Ted Webster 10-31-09 07:39 AM

pull the heat shields, pull the shift lever, pull the retaining nut from tail housing, the detent ball and spring--or whats left of it will fall out, replace and reverse. It is in the stick drawings of the tranny in the FSM. But you don't have to remove or dismount the tranny at all--I did mine recently.

bondospecial 10-31-09 06:12 PM

Thank you! Now I have to go look up where the retaining nut is in my FSM

Steve

Ted Webster 11-01-09 04:56 PM

Hey,

Just read through your first threat again. The nut you're looking for is on the opposite side of the cover you saw, or maybe its the one on the back, anyway, you're in the right place, just the other side

wozzoom 11-02-09 08:56 AM


Originally Posted by bondospecial (Post 9597288)
Thank you! Now I have to go look up where the retaining nut is in my FSM

Steve

Steve,
Just to clairify with what the factory manual calls these parts:

1) The Check ball - This is the large bolt at the back of the shifter housing.
2) The lower shifter lockout mechanism - note the orientation of the plunger.

Once those two things are out, you can remove the 4 bolts that hold the access cover.

At this point you're in the shifter housing looking at the shift actuator and the roll pin that holds it to the shift rod. (Make sure the transmission is in neutral.) You'll need to find a drift to tap the roll pin out. I had to loosen the trany cross member to get a good angle on the roll pin.

Once the pin is out, you need to rotate the shift actuator rod 180 degrees. Once rotated, you'll be able to push the rod forward into the transmission, giving you enough room to slide the shift actuator end off the back of the rod.

### STATED TASK
Print, word for word, the part of the shifter repair thread that begins at the words "Ted Webster 11-01-09" and stops after "bondospecial (Post 9597288)".

### PROVIDED RECORDS
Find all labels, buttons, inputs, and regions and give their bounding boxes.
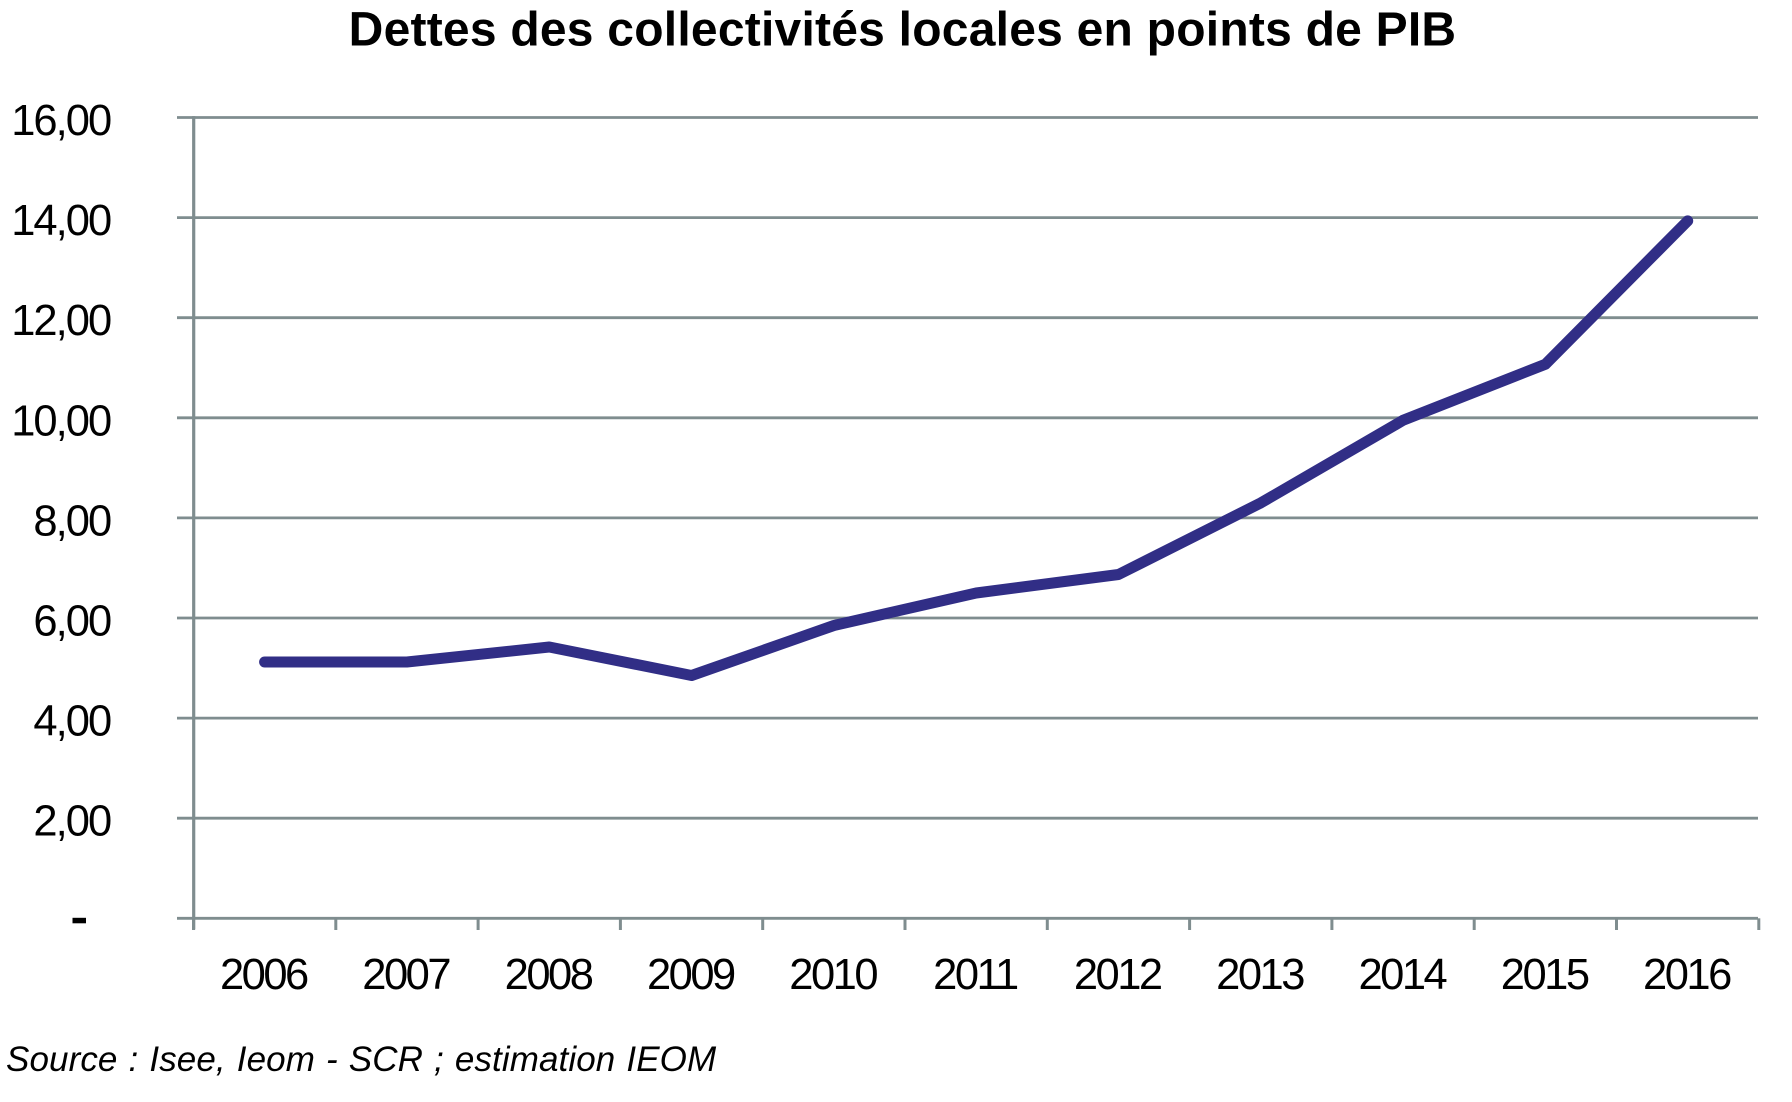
svg-text:2011: 2011 bbox=[933, 951, 1018, 999]
svg-text:Dettes des collectivités local: Dettes des collectivités locales en poin… bbox=[349, 4, 1457, 57]
svg-text:10,00: 10,00 bbox=[11, 397, 111, 445]
svg-text:2010: 2010 bbox=[789, 951, 877, 999]
svg-text:2015: 2015 bbox=[1501, 951, 1589, 999]
svg-text:2009: 2009 bbox=[647, 951, 735, 999]
svg-text:2006: 2006 bbox=[220, 951, 308, 999]
svg-text:2007: 2007 bbox=[362, 951, 449, 999]
svg-text:Source : Isee, Ieom - SCR ; es: Source : Isee, Ieom - SCR ; estimation I… bbox=[6, 1040, 717, 1079]
svg-text:14,00: 14,00 bbox=[11, 197, 111, 245]
svg-text:4,00: 4,00 bbox=[33, 698, 111, 746]
svg-text:2,00: 2,00 bbox=[33, 798, 111, 846]
svg-text:16,00: 16,00 bbox=[11, 97, 111, 145]
svg-text:2008: 2008 bbox=[505, 951, 593, 999]
svg-text:8,00: 8,00 bbox=[33, 497, 111, 545]
svg-text:6,00: 6,00 bbox=[33, 598, 111, 646]
svg-text:2014: 2014 bbox=[1358, 951, 1446, 999]
svg-text:12,00: 12,00 bbox=[11, 297, 111, 345]
svg-text:2013: 2013 bbox=[1216, 951, 1304, 999]
svg-text:2016: 2016 bbox=[1643, 951, 1731, 999]
svg-text:2012: 2012 bbox=[1074, 951, 1161, 999]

### RIGHT ANSWER
Ted Webster 11-01-09 04:56 PM

Hey,

Just read through your first threat again. The nut you're looking for is on the opposite side of the cover you saw, or maybe its the one on the back, anyway, you're in the right place, just the other side

wozzoom 11-02-09 08:56 AM


Originally Posted by bondospecial (Post 9597288)